■ WRITTEN TASK ■
Retype the full set of records. Keep every character identical.

■ ENTRIES SUPPLIED ■
○ ○ ○ ○ ○

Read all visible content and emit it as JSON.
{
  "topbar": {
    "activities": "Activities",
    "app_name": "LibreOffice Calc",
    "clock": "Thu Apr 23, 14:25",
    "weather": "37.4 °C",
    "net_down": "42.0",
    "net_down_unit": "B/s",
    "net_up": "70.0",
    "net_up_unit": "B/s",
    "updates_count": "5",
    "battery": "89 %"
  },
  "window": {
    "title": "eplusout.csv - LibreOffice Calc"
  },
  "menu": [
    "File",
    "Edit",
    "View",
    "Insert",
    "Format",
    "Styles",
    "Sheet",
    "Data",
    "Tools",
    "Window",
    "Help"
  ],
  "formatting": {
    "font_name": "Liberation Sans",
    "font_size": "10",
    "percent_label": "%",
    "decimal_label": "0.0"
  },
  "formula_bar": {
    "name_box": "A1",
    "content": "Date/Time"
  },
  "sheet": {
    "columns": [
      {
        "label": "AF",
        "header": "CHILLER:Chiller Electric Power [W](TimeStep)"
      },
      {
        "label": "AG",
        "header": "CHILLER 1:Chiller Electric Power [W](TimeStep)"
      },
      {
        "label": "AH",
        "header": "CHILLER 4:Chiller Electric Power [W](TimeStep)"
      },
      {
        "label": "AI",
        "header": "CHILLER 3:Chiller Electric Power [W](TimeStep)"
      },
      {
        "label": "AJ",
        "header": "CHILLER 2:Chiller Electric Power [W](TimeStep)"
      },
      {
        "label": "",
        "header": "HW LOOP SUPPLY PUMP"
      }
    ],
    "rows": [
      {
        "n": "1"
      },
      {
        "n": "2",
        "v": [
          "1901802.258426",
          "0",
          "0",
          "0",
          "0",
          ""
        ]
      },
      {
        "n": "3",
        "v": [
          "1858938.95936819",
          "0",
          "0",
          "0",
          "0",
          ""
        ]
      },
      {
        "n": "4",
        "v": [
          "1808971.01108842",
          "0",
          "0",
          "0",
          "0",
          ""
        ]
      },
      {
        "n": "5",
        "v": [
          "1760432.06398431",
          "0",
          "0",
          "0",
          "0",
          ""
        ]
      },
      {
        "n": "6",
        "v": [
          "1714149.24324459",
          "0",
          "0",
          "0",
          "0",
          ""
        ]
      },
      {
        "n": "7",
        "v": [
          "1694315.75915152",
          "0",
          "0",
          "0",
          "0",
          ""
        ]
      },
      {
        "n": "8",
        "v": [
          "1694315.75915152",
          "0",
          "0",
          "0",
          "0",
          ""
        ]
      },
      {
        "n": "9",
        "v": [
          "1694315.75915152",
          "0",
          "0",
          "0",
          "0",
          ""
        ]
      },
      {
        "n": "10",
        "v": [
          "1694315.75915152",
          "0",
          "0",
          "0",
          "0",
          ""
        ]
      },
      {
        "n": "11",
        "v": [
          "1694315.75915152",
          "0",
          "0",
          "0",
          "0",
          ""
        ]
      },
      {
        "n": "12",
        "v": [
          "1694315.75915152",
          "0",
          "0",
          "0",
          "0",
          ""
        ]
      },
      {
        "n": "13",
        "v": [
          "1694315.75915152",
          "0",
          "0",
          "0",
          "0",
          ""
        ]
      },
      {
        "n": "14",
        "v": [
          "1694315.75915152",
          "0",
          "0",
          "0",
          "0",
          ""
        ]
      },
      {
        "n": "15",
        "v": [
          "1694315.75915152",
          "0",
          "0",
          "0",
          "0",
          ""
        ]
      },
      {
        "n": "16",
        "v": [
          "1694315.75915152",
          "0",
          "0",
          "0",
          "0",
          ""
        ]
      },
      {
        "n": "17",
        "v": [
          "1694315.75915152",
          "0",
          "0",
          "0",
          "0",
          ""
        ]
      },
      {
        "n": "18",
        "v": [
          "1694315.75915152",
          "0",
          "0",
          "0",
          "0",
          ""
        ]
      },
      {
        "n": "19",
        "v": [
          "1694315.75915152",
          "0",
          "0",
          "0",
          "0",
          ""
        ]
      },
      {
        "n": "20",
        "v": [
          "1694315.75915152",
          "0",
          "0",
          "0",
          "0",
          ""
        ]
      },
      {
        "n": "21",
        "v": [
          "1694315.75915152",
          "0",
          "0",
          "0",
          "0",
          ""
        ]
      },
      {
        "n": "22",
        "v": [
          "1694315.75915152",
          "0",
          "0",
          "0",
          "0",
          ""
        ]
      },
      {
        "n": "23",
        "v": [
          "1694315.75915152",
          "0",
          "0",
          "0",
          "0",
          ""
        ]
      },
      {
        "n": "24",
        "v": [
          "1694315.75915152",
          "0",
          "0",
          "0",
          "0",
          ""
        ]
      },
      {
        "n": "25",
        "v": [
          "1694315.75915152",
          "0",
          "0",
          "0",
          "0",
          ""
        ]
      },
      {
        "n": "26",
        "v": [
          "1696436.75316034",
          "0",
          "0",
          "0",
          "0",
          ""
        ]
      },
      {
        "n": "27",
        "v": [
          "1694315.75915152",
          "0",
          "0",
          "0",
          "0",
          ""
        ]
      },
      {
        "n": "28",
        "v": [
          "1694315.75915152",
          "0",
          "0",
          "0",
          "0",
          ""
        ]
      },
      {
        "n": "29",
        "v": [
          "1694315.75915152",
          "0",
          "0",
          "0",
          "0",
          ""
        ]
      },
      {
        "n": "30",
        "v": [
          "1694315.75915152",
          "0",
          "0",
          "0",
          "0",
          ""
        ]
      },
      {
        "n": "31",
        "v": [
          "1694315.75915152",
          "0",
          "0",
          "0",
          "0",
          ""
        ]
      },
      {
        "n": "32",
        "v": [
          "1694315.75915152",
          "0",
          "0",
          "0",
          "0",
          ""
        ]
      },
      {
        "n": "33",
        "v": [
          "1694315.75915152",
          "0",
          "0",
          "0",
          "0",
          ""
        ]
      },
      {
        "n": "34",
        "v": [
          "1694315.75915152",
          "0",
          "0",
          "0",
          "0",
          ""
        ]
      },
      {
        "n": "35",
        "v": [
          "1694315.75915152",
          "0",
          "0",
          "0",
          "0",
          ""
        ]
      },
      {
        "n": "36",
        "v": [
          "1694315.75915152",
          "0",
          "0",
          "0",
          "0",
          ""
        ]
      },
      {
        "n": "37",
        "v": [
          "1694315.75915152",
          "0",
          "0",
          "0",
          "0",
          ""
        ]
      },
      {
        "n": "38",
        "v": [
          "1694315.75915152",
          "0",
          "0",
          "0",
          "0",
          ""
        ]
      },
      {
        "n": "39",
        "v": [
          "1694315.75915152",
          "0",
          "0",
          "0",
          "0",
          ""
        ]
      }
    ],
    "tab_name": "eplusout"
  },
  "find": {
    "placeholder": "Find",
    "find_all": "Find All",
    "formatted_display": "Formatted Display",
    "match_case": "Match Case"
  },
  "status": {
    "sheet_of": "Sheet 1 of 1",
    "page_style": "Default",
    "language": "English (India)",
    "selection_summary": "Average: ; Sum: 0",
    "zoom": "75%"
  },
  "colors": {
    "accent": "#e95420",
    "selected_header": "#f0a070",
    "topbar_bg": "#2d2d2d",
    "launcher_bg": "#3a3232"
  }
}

○ ○ ○ ○ ○

■ TASK OUTPUT ■
Read all visible content and emit it as JSON.
{
  "topbar": {
    "activities": "Activities",
    "app_name": "LibreOffice Calc",
    "clock": "Thu Apr 23, 14:25",
    "weather": "37.4 °C",
    "net_down": "42.0",
    "net_down_unit": "B/s",
    "net_up": "70.0",
    "net_up_unit": "B/s",
    "updates_count": "5",
    "battery": "89 %"
  },
  "window": {
    "title": "eplusout.csv - LibreOffice Calc"
  },
  "menu": [
    "File",
    "Edit",
    "View",
    "Insert",
    "Format",
    "Styles",
    "Sheet",
    "Data",
    "Tools",
    "Window",
    "Help"
  ],
  "formatting": {
    "font_name": "Liberation Sans",
    "font_size": "10",
    "percent_label": "%",
    "decimal_label": "0.0"
  },
  "formula_bar": {
    "name_box": "A1",
    "content": "Date/Time"
  },
  "sheet": {
    "columns": [
      {
        "label": "AF",
        "header": "CHILLER:Chiller Electric Power [W](TimeStep)"
      },
      {
        "label": "AG",
        "header": "CHILLER 1:Chiller Electric Power [W](TimeStep)"
      },
      {
        "label": "AH",
        "header": "CHILLER 4:Chiller Electric Power [W](TimeStep)"
      },
      {
        "label": "AI",
        "header": "CHILLER 3:Chiller Electric Power [W](TimeStep)"
      },
      {
        "label": "AJ",
        "header": "CHILLER 2:Chiller Electric Power [W](TimeStep)"
      },
      {
        "label": "",
        "header": "HW LOOP SUPPLY PUMP"
      }
    ],
    "rows": [
      {
        "n": "1"
      },
      {
        "n": "2",
        "v": [
          "1901802.258426",
          "0",
          "0",
          "0",
          "0",
          ""
        ]
      },
      {
        "n": "3",
        "v": [
          "1858938.95936819",
          "0",
          "0",
          "0",
          "0",
          ""
        ]
      },
      {
        "n": "4",
        "v": [
          "1808971.01108842",
          "0",
          "0",
          "0",
          "0",
          ""
        ]
      },
      {
        "n": "5",
        "v": [
          "1760432.06398431",
          "0",
          "0",
          "0",
          "0",
          ""
        ]
      },
      {
        "n": "6",
        "v": [
          "1714149.24324459",
          "0",
          "0",
          "0",
          "0",
          ""
        ]
      },
      {
        "n": "7",
        "v": [
          "1694315.75915152",
          "0",
          "0",
          "0",
          "0",
          ""
        ]
      },
      {
        "n": "8",
        "v": [
          "1694315.75915152",
          "0",
          "0",
          "0",
          "0",
          ""
        ]
      },
      {
        "n": "9",
        "v": [
          "1694315.75915152",
          "0",
          "0",
          "0",
          "0",
          ""
        ]
      },
      {
        "n": "10",
        "v": [
          "1694315.75915152",
          "0",
          "0",
          "0",
          "0",
          ""
        ]
      },
      {
        "n": "11",
        "v": [
          "1694315.75915152",
          "0",
          "0",
          "0",
          "0",
          ""
        ]
      },
      {
        "n": "12",
        "v": [
          "1694315.75915152",
          "0",
          "0",
          "0",
          "0",
          ""
        ]
      },
      {
        "n": "13",
        "v": [
          "1694315.75915152",
          "0",
          "0",
          "0",
          "0",
          ""
        ]
      },
      {
        "n": "14",
        "v": [
          "1694315.75915152",
          "0",
          "0",
          "0",
          "0",
          ""
        ]
      },
      {
        "n": "15",
        "v": [
          "1694315.75915152",
          "0",
          "0",
          "0",
          "0",
          ""
        ]
      },
      {
        "n": "16",
        "v": [
          "1694315.75915152",
          "0",
          "0",
          "0",
          "0",
          ""
        ]
      },
      {
        "n": "17",
        "v": [
          "1694315.75915152",
          "0",
          "0",
          "0",
          "0",
          ""
        ]
      },
      {
        "n": "18",
        "v": [
          "1694315.75915152",
          "0",
          "0",
          "0",
          "0",
          ""
        ]
      },
      {
        "n": "19",
        "v": [
          "1694315.75915152",
          "0",
          "0",
          "0",
          "0",
          ""
        ]
      },
      {
        "n": "20",
        "v": [
          "1694315.75915152",
          "0",
          "0",
          "0",
          "0",
          ""
        ]
      },
      {
        "n": "21",
        "v": [
          "1694315.75915152",
          "0",
          "0",
          "0",
          "0",
          ""
        ]
      },
      {
        "n": "22",
        "v": [
          "1694315.75915152",
          "0",
          "0",
          "0",
          "0",
          ""
        ]
      },
      {
        "n": "23",
        "v": [
          "1694315.75915152",
          "0",
          "0",
          "0",
          "0",
          ""
        ]
      },
      {
        "n": "24",
        "v": [
          "1694315.75915152",
          "0",
          "0",
          "0",
          "0",
          ""
        ]
      },
      {
        "n": "25",
        "v": [
          "1694315.75915152",
          "0",
          "0",
          "0",
          "0",
          ""
        ]
      },
      {
        "n": "26",
        "v": [
          "1696436.75316034",
          "0",
          "0",
          "0",
          "0",
          ""
        ]
      },
      {
        "n": "27",
        "v": [
          "1694315.75915152",
          "0",
          "0",
          "0",
          "0",
          ""
        ]
      },
      {
        "n": "28",
        "v": [
          "1694315.75915152",
          "0",
          "0",
          "0",
          "0",
          ""
        ]
      },
      {
        "n": "29",
        "v": [
          "1694315.75915152",
          "0",
          "0",
          "0",
          "0",
          ""
        ]
      },
      {
        "n": "30",
        "v": [
          "1694315.75915152",
          "0",
          "0",
          "0",
          "0",
          ""
        ]
      },
      {
        "n": "31",
        "v": [
          "1694315.75915152",
          "0",
          "0",
          "0",
          "0",
          ""
        ]
      },
      {
        "n": "32",
        "v": [
          "1694315.75915152",
          "0",
          "0",
          "0",
          "0",
          ""
        ]
      },
      {
        "n": "33",
        "v": [
          "1694315.75915152",
          "0",
          "0",
          "0",
          "0",
          ""
        ]
      },
      {
        "n": "34",
        "v": [
          "1694315.75915152",
          "0",
          "0",
          "0",
          "0",
          ""
        ]
      },
      {
        "n": "35",
        "v": [
          "1694315.75915152",
          "0",
          "0",
          "0",
          "0",
          ""
        ]
      },
      {
        "n": "36",
        "v": [
          "1694315.75915152",
          "0",
          "0",
          "0",
          "0",
          ""
        ]
      },
      {
        "n": "37",
        "v": [
          "1694315.75915152",
          "0",
          "0",
          "0",
          "0",
          ""
        ]
      },
      {
        "n": "38",
        "v": [
          "1694315.75915152",
          "0",
          "0",
          "0",
          "0",
          ""
        ]
      },
      {
        "n": "39",
        "v": [
          "1694315.75915152",
          "0",
          "0",
          "0",
          "0",
          ""
        ]
      }
    ],
    "tab_name": "eplusout"
  },
  "find": {
    "placeholder": "Find",
    "find_all": "Find All",
    "formatted_display": "Formatted Display",
    "match_case": "Match Case"
  },
  "status": {
    "sheet_of": "Sheet 1 of 1",
    "page_style": "Default",
    "language": "English (India)",
    "selection_summary": "Average: ; Sum: 0",
    "zoom": "75%"
  },
  "colors": {
    "accent": "#e95420",
    "selected_header": "#f0a070",
    "topbar_bg": "#2d2d2d",
    "launcher_bg": "#3a3232"
  }
}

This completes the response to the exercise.